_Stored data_
-*-*-
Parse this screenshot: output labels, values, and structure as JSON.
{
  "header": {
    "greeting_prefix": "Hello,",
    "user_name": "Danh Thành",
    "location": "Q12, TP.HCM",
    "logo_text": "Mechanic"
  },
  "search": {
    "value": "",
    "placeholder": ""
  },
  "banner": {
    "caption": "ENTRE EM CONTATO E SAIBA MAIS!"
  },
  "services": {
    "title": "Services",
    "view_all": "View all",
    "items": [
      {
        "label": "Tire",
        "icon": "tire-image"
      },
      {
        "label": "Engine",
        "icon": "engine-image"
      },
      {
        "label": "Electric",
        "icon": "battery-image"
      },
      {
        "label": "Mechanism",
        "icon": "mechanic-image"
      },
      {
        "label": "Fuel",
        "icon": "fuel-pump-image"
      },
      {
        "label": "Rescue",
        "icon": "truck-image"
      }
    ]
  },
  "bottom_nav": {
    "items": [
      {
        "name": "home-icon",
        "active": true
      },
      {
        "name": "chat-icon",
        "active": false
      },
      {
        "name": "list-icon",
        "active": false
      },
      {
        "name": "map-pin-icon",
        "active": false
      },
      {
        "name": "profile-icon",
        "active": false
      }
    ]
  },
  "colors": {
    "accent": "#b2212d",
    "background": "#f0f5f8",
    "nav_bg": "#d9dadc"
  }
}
-*-*-
All of the data shown above must be copied exactly.

_WORKED SOLUTION_
Parse this screenshot: output labels, values, and structure as JSON.
{
  "header": {
    "greeting_prefix": "Hello,",
    "user_name": "Danh Thành",
    "location": "Q12, TP.HCM",
    "logo_text": "Mechanic"
  },
  "search": {
    "value": "",
    "placeholder": ""
  },
  "banner": {
    "caption": "ENTRE EM CONTATO E SAIBA MAIS!"
  },
  "services": {
    "title": "Services",
    "view_all": "View all",
    "items": [
      {
        "label": "Tire",
        "icon": "tire-image"
      },
      {
        "label": "Engine",
        "icon": "engine-image"
      },
      {
        "label": "Electric",
        "icon": "battery-image"
      },
      {
        "label": "Mechanism",
        "icon": "mechanic-image"
      },
      {
        "label": "Fuel",
        "icon": "fuel-pump-image"
      },
      {
        "label": "Rescue",
        "icon": "truck-image"
      }
    ]
  },
  "bottom_nav": {
    "items": [
      {
        "name": "home-icon",
        "active": true
      },
      {
        "name": "chat-icon",
        "active": false
      },
      {
        "name": "list-icon",
        "active": false
      },
      {
        "name": "map-pin-icon",
        "active": false
      },
      {
        "name": "profile-icon",
        "active": false
      }
    ]
  },
  "colors": {
    "accent": "#b2212d",
    "background": "#f0f5f8",
    "nav_bg": "#d9dadc"
  }
}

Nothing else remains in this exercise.